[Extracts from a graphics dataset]
>>>>

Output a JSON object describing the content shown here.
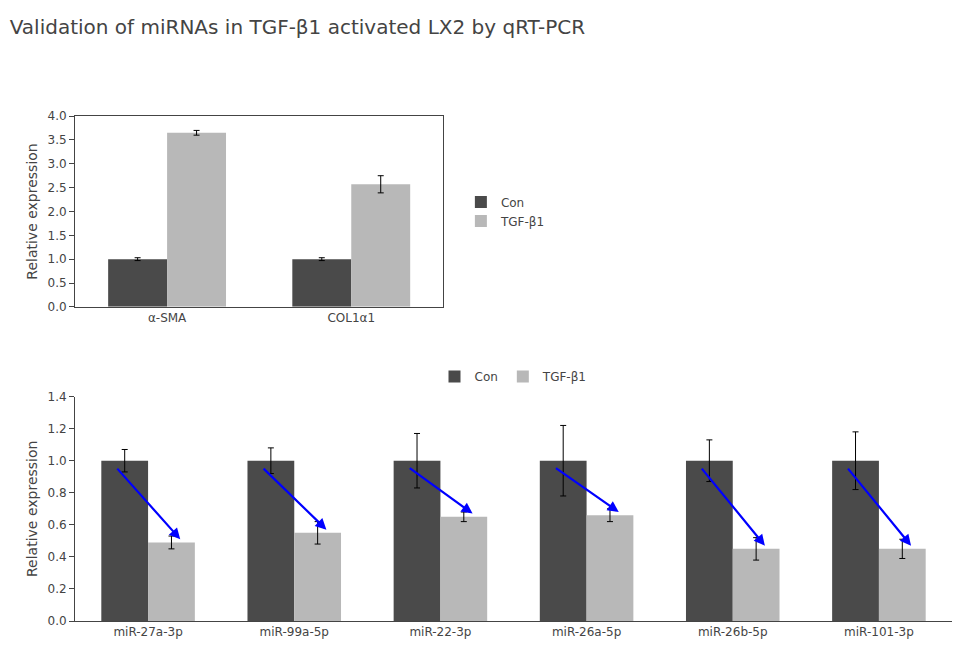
{
  "chart_data": [
    {
      "type": "bar",
      "title": "Validation of miRNAs in TGF-β1 activated LX2 by qRT-PCR",
      "categories": [
        "α-SMA",
        "COL1α1"
      ],
      "series": [
        {
          "name": "Con",
          "color": "#4a4a4a",
          "values": [
            1.0,
            1.0
          ],
          "errors": [
            0.03,
            0.03
          ]
        },
        {
          "name": "TGF-β1",
          "color": "#b8b8b8",
          "values": [
            3.65,
            2.57
          ],
          "errors": [
            0.05,
            0.18
          ]
        }
      ],
      "ylabel": "Relative expression",
      "ylim": [
        0,
        4.0
      ],
      "yticks": [
        {
          "value": 0,
          "label": "0.0"
        },
        0.5,
        {
          "value": 1,
          "label": "1.0"
        },
        1.5,
        {
          "value": 2,
          "label": "2.0"
        },
        2.5,
        {
          "value": 3,
          "label": "3.0"
        },
        3.5,
        {
          "value": 4,
          "label": "4.0"
        }
      ],
      "grid": false,
      "legend": "right"
    },
    {
      "type": "bar",
      "categories": [
        "miR-27a-3p",
        "miR-99a-5p",
        "miR-22-3p",
        "miR-26a-5p",
        "miR-26b-5p",
        "miR-101-3p"
      ],
      "series": [
        {
          "name": "Con",
          "color": "#4a4a4a",
          "values": [
            1.0,
            1.0,
            1.0,
            1.0,
            1.0,
            1.0
          ],
          "errors": [
            0.07,
            0.08,
            0.17,
            0.22,
            0.13,
            0.18
          ]
        },
        {
          "name": "TGF-β1",
          "color": "#b8b8b8",
          "values": [
            0.49,
            0.55,
            0.65,
            0.66,
            0.45,
            0.45
          ],
          "errors": [
            0.04,
            0.07,
            0.03,
            0.04,
            0.07,
            0.06
          ]
        }
      ],
      "ylabel": "Relative expression",
      "ylim": [
        0,
        1.4
      ],
      "yticks": [
        {
          "value": 0,
          "label": "0.0"
        },
        0.2,
        0.4,
        0.6,
        0.8,
        {
          "value": 1,
          "label": "1.0"
        },
        1.2,
        1.4
      ],
      "grid": false,
      "legend": "top",
      "annotations": [
        {
          "from": [
            0.78,
            0.96
          ],
          "to": [
            1.22,
            0.51
          ],
          "color": "blue"
        },
        {
          "from": [
            1.78,
            0.96
          ],
          "to": [
            2.22,
            0.57
          ],
          "color": "blue"
        },
        {
          "from": [
            2.78,
            0.96
          ],
          "to": [
            3.22,
            0.67
          ],
          "color": "blue"
        },
        {
          "from": [
            3.78,
            0.96
          ],
          "to": [
            4.22,
            0.68
          ],
          "color": "blue"
        },
        {
          "from": [
            4.78,
            0.96
          ],
          "to": [
            5.22,
            0.47
          ],
          "color": "blue"
        },
        {
          "from": [
            5.78,
            0.96
          ],
          "to": [
            6.22,
            0.47
          ],
          "color": "blue"
        }
      ]
    }
  ]
}
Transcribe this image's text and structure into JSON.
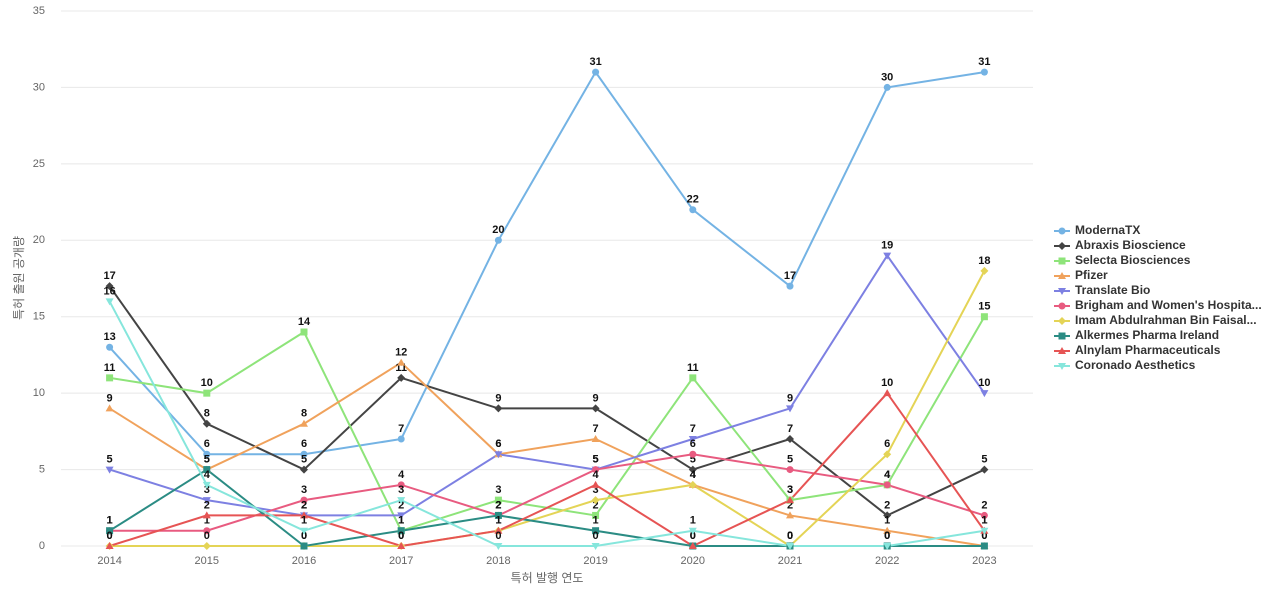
{
  "chart_data": {
    "type": "line",
    "x_label": "특허 발행 연도",
    "y_label": "특허 출원 공개량",
    "categories": [
      "2014",
      "2015",
      "2016",
      "2017",
      "2018",
      "2019",
      "2020",
      "2021",
      "2022",
      "2023"
    ],
    "ylim": [
      0,
      35
    ],
    "yticks": [
      0,
      5,
      10,
      15,
      20,
      25,
      30,
      35
    ],
    "grid": true,
    "legend": "right",
    "series": [
      {
        "name": "ModernaTX",
        "color": "#74b3e4",
        "marker": "circle",
        "values": [
          13,
          6,
          6,
          7,
          20,
          31,
          22,
          17,
          30,
          31
        ]
      },
      {
        "name": "Abraxis Bioscience",
        "color": "#444444",
        "marker": "diamond",
        "values": [
          17,
          8,
          5,
          11,
          9,
          9,
          5,
          7,
          2,
          5
        ]
      },
      {
        "name": "Selecta Biosciences",
        "color": "#8ee47a",
        "marker": "square",
        "values": [
          11,
          10,
          14,
          1,
          3,
          2,
          11,
          3,
          4,
          15
        ]
      },
      {
        "name": "Pfizer",
        "color": "#f0a25c",
        "marker": "triangle",
        "values": [
          9,
          5,
          8,
          12,
          6,
          7,
          4,
          2,
          1,
          0
        ]
      },
      {
        "name": "Translate Bio",
        "color": "#7d80e2",
        "marker": "triangle-down",
        "values": [
          5,
          3,
          2,
          2,
          6,
          5,
          7,
          9,
          19,
          10
        ]
      },
      {
        "name": "Brigham and Women's Hospita...",
        "color": "#e85b80",
        "marker": "circle",
        "values": [
          1,
          1,
          3,
          4,
          2,
          5,
          6,
          5,
          4,
          2
        ]
      },
      {
        "name": "Imam Abdulrahman Bin Faisal...",
        "color": "#e4d456",
        "marker": "diamond",
        "values": [
          0,
          0,
          0,
          0,
          1,
          3,
          4,
          0,
          6,
          18
        ]
      },
      {
        "name": "Alkermes Pharma Ireland",
        "color": "#2b8c84",
        "marker": "square",
        "values": [
          1,
          5,
          0,
          1,
          2,
          1,
          0,
          0,
          0,
          0
        ]
      },
      {
        "name": "Alnylam Pharmaceuticals",
        "color": "#e65454",
        "marker": "triangle",
        "values": [
          0,
          2,
          2,
          0,
          1,
          4,
          0,
          3,
          10,
          1
        ]
      },
      {
        "name": "Coronado Aesthetics",
        "color": "#86e6dc",
        "marker": "triangle-down",
        "values": [
          16,
          4,
          1,
          3,
          0,
          0,
          1,
          0,
          0,
          1
        ]
      }
    ]
  }
}
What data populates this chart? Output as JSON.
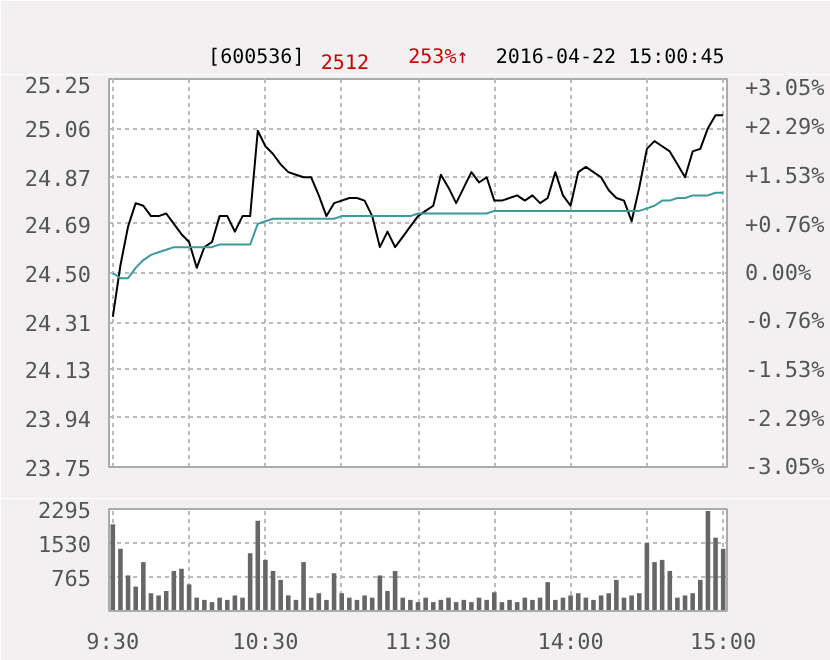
{
  "chart_data": [
    {
      "type": "line",
      "annotations": [
        "[600536]",
        "2512",
        "253%↑",
        "2016-04-22 15:00:45"
      ],
      "categories": [
        null,
        null,
        null,
        null,
        null,
        null,
        null,
        null,
        null,
        null,
        null,
        null,
        null,
        null,
        null,
        null,
        null,
        null,
        null,
        null,
        null,
        null,
        null,
        null,
        null,
        null,
        null,
        null,
        null,
        null,
        null,
        null,
        null,
        null,
        null,
        null,
        null,
        null,
        null,
        null,
        null,
        null,
        null,
        null,
        null,
        null,
        null,
        null,
        null,
        null,
        null,
        null,
        null,
        null,
        null,
        null,
        null,
        null,
        null,
        null,
        null,
        null,
        null,
        null,
        null,
        null,
        null,
        null,
        null,
        null,
        null,
        null,
        null,
        null,
        null,
        null,
        null,
        null,
        null,
        null,
        null
      ],
      "ylim": [
        23.75,
        25.25
      ],
      "yticks": [
        {
          "value": 23.75,
          "label": "23.75"
        },
        {
          "value": 23.94,
          "label": "23.94"
        },
        {
          "value": 24.13,
          "label": "24.13"
        },
        {
          "value": 24.31,
          "label": "24.31"
        },
        {
          "value": 24.5,
          "label": "24.50"
        },
        {
          "value": 24.69,
          "label": "24.69"
        },
        {
          "value": 24.87,
          "label": "24.87"
        },
        {
          "value": 25.06,
          "label": "25.06"
        },
        {
          "value": 25.25,
          "label": "25.25"
        }
      ],
      "y2lim": [
        -3.05,
        3.05
      ],
      "y2ticks": [
        {
          "value": -3.05,
          "label": "-3.05%"
        },
        {
          "value": -2.29,
          "label": "-2.29%"
        },
        {
          "value": -1.53,
          "label": "-1.53%"
        },
        {
          "value": -0.76,
          "label": "-0.76%"
        },
        {
          "value": 0,
          "label": "0.00%"
        },
        {
          "value": 0.76,
          "label": "+0.76%"
        },
        {
          "value": 1.53,
          "label": "+1.53%"
        },
        {
          "value": 2.29,
          "label": "+2.29%"
        },
        {
          "value": 3.05,
          "label": "+3.05%"
        }
      ],
      "grid": true,
      "tick_labels": "y",
      "line_style": "solid",
      "series": [
        {
          "color": "#000000",
          "values": [
            24.33,
            24.53,
            24.68,
            24.77,
            24.76,
            24.72,
            24.72,
            24.73,
            24.69,
            24.65,
            24.62,
            24.52,
            24.6,
            24.62,
            24.72,
            24.72,
            24.66,
            24.72,
            24.72,
            25.05,
            24.99,
            24.96,
            24.92,
            24.89,
            24.88,
            24.87,
            24.87,
            24.8,
            24.72,
            24.77,
            24.78,
            24.79,
            24.79,
            24.78,
            24.72,
            24.6,
            24.66,
            24.6,
            24.64,
            24.68,
            24.72,
            24.74,
            24.76,
            24.88,
            24.83,
            24.77,
            24.83,
            24.89,
            24.85,
            24.87,
            24.78,
            24.78,
            24.79,
            24.8,
            24.78,
            24.8,
            24.77,
            24.79,
            24.89,
            24.8,
            24.76,
            24.89,
            24.91,
            24.89,
            24.87,
            24.82,
            24.79,
            24.78,
            24.7,
            24.83,
            24.98,
            25.01,
            24.99,
            24.97,
            24.92,
            24.87,
            24.97,
            24.98,
            25.06,
            25.11,
            25.11
          ]
        },
        {
          "color": "#3c9a9a",
          "values": [
            24.5,
            24.48,
            24.48,
            24.52,
            24.55,
            24.57,
            24.58,
            24.59,
            24.6,
            24.6,
            24.6,
            24.6,
            24.6,
            24.6,
            24.61,
            24.61,
            24.61,
            24.61,
            24.61,
            24.69,
            24.7,
            24.71,
            24.71,
            24.71,
            24.71,
            24.71,
            24.71,
            24.71,
            24.71,
            24.71,
            24.72,
            24.72,
            24.72,
            24.72,
            24.72,
            24.72,
            24.72,
            24.72,
            24.72,
            24.72,
            24.73,
            24.73,
            24.73,
            24.73,
            24.73,
            24.73,
            24.73,
            24.73,
            24.73,
            24.73,
            24.74,
            24.74,
            24.74,
            24.74,
            24.74,
            24.74,
            24.74,
            24.74,
            24.74,
            24.74,
            24.74,
            24.74,
            24.74,
            24.74,
            24.74,
            24.74,
            24.74,
            24.74,
            24.74,
            24.74,
            24.75,
            24.76,
            24.78,
            24.78,
            24.79,
            24.79,
            24.8,
            24.8,
            24.8,
            24.81,
            24.81
          ]
        }
      ]
    },
    {
      "type": "bar",
      "categories": [
        "9:30",
        null,
        null,
        null,
        null,
        null,
        null,
        null,
        null,
        null,
        null,
        null,
        null,
        null,
        null,
        null,
        null,
        null,
        null,
        null,
        "10:30",
        null,
        null,
        null,
        null,
        null,
        null,
        null,
        null,
        null,
        null,
        null,
        null,
        null,
        null,
        null,
        null,
        null,
        null,
        null,
        "11:30",
        null,
        null,
        null,
        null,
        null,
        null,
        null,
        null,
        null,
        null,
        null,
        null,
        null,
        null,
        null,
        null,
        null,
        null,
        null,
        "14:00",
        null,
        null,
        null,
        null,
        null,
        null,
        null,
        null,
        null,
        null,
        null,
        null,
        null,
        null,
        null,
        null,
        null,
        null,
        null,
        "15:00"
      ],
      "ylim": [
        0,
        2295
      ],
      "yticks": [
        765,
        1530,
        2295
      ],
      "grid": true,
      "color": "#666666",
      "values": [
        1950,
        1400,
        800,
        550,
        1100,
        400,
        350,
        450,
        900,
        950,
        600,
        300,
        250,
        200,
        300,
        250,
        350,
        300,
        1300,
        2030,
        1150,
        900,
        700,
        350,
        250,
        1100,
        300,
        400,
        250,
        850,
        400,
        300,
        250,
        350,
        300,
        800,
        450,
        900,
        300,
        250,
        200,
        300,
        200,
        250,
        300,
        200,
        250,
        200,
        300,
        250,
        420,
        200,
        250,
        200,
        300,
        250,
        300,
        650,
        250,
        300,
        350,
        400,
        300,
        250,
        350,
        400,
        700,
        300,
        350,
        400,
        1530,
        1100,
        1150,
        900,
        300,
        350,
        400,
        700,
        2250,
        1650,
        1400
      ]
    }
  ]
}
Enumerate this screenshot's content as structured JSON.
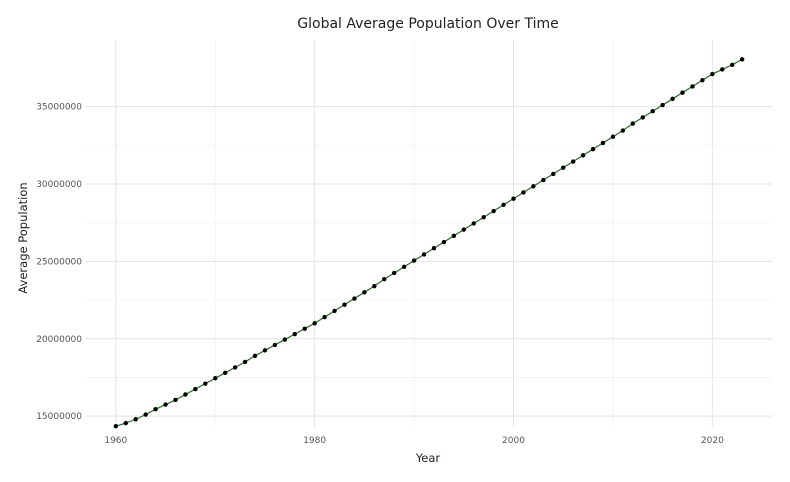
{
  "chart_data": {
    "type": "line",
    "title": "Global Average Population Over Time",
    "xlabel": "Year",
    "ylabel": "Average Population",
    "xlim": [
      1957,
      2026
    ],
    "ylim": [
      14300000,
      39300000
    ],
    "x_ticks": [
      1960,
      1980,
      2000,
      2020
    ],
    "x_tick_labels": [
      "1960",
      "1980",
      "2000",
      "2020"
    ],
    "y_ticks": [
      15000000,
      20000000,
      25000000,
      30000000,
      35000000
    ],
    "y_tick_labels": [
      "15000000",
      "20000000",
      "25000000",
      "30000000",
      "35000000"
    ],
    "grid": true,
    "legend": "none",
    "colors": {
      "line": "#2e6b2e",
      "point": "#000000"
    },
    "series": [
      {
        "x": [
          1960,
          1961,
          1962,
          1963,
          1964,
          1965,
          1966,
          1967,
          1968,
          1969,
          1970,
          1971,
          1972,
          1973,
          1974,
          1975,
          1976,
          1977,
          1978,
          1979,
          1980,
          1981,
          1982,
          1983,
          1984,
          1985,
          1986,
          1987,
          1988,
          1989,
          1990,
          1991,
          1992,
          1993,
          1994,
          1995,
          1996,
          1997,
          1998,
          1999,
          2000,
          2001,
          2002,
          2003,
          2004,
          2005,
          2006,
          2007,
          2008,
          2009,
          2010,
          2011,
          2012,
          2013,
          2014,
          2015,
          2016,
          2017,
          2018,
          2019,
          2020,
          2021,
          2022,
          2023
        ],
        "values": [
          14350000,
          14550000,
          14800000,
          15100000,
          15450000,
          15750000,
          16050000,
          16400000,
          16750000,
          17100000,
          17450000,
          17800000,
          18150000,
          18500000,
          18900000,
          19250000,
          19600000,
          19950000,
          20300000,
          20650000,
          21000000,
          21400000,
          21800000,
          22200000,
          22600000,
          23000000,
          23400000,
          23850000,
          24250000,
          24650000,
          25050000,
          25450000,
          25850000,
          26250000,
          26650000,
          27050000,
          27450000,
          27850000,
          28250000,
          28650000,
          29050000,
          29450000,
          29850000,
          30250000,
          30650000,
          31050000,
          31450000,
          31850000,
          32250000,
          32650000,
          33050000,
          33450000,
          33900000,
          34300000,
          34700000,
          35100000,
          35500000,
          35900000,
          36300000,
          36700000,
          37100000,
          37400000,
          37700000,
          38050000
        ]
      }
    ]
  }
}
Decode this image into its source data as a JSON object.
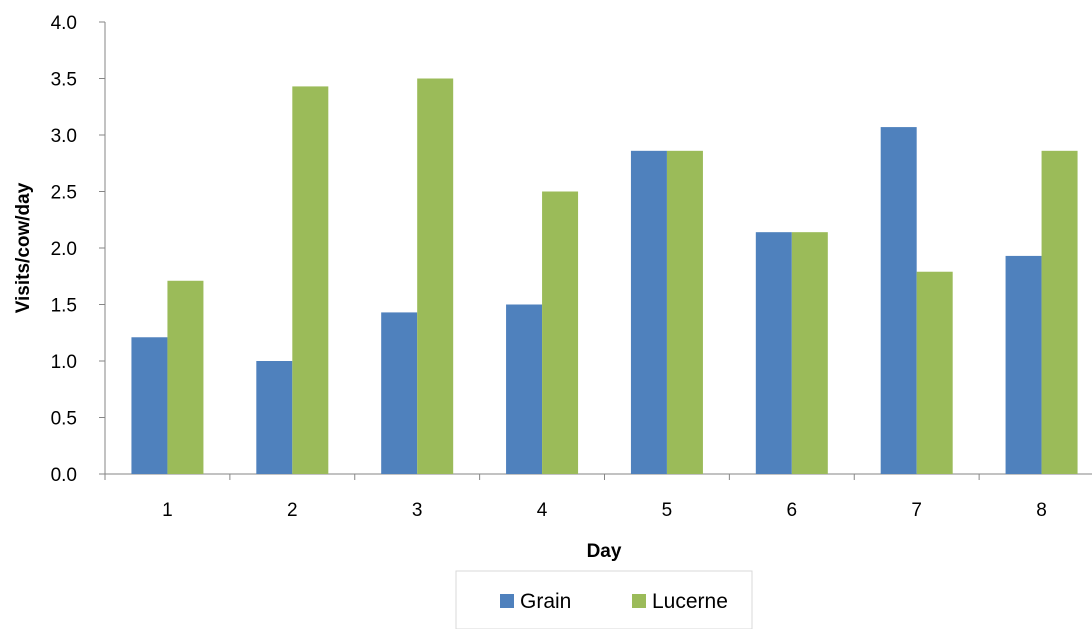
{
  "chart_data": {
    "type": "bar",
    "xlabel": "Day",
    "ylabel": "Visits/cow/day",
    "ylim": [
      0,
      4.0
    ],
    "yticks": [
      "0.0",
      "0.5",
      "1.0",
      "1.5",
      "2.0",
      "2.5",
      "3.0",
      "3.5",
      "4.0"
    ],
    "categories": [
      "1",
      "2",
      "3",
      "4",
      "5",
      "6",
      "7",
      "8"
    ],
    "series": [
      {
        "name": "Grain",
        "color": "#4f81bd",
        "values": [
          1.21,
          1.0,
          1.43,
          1.5,
          2.86,
          2.14,
          3.07,
          1.93
        ]
      },
      {
        "name": "Lucerne",
        "color": "#9bbb59",
        "values": [
          1.71,
          3.43,
          3.5,
          2.5,
          2.86,
          2.14,
          1.79,
          2.86
        ]
      }
    ],
    "grid": false,
    "legend_position": "bottom"
  }
}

<<<<

WHAT TO PRODUCE:
From the listing above, copy every line that includes the word "Output".

WORKED ANSWER:
Output a JSON object describing the content shown here.
What data populates this chart? Output as JSON.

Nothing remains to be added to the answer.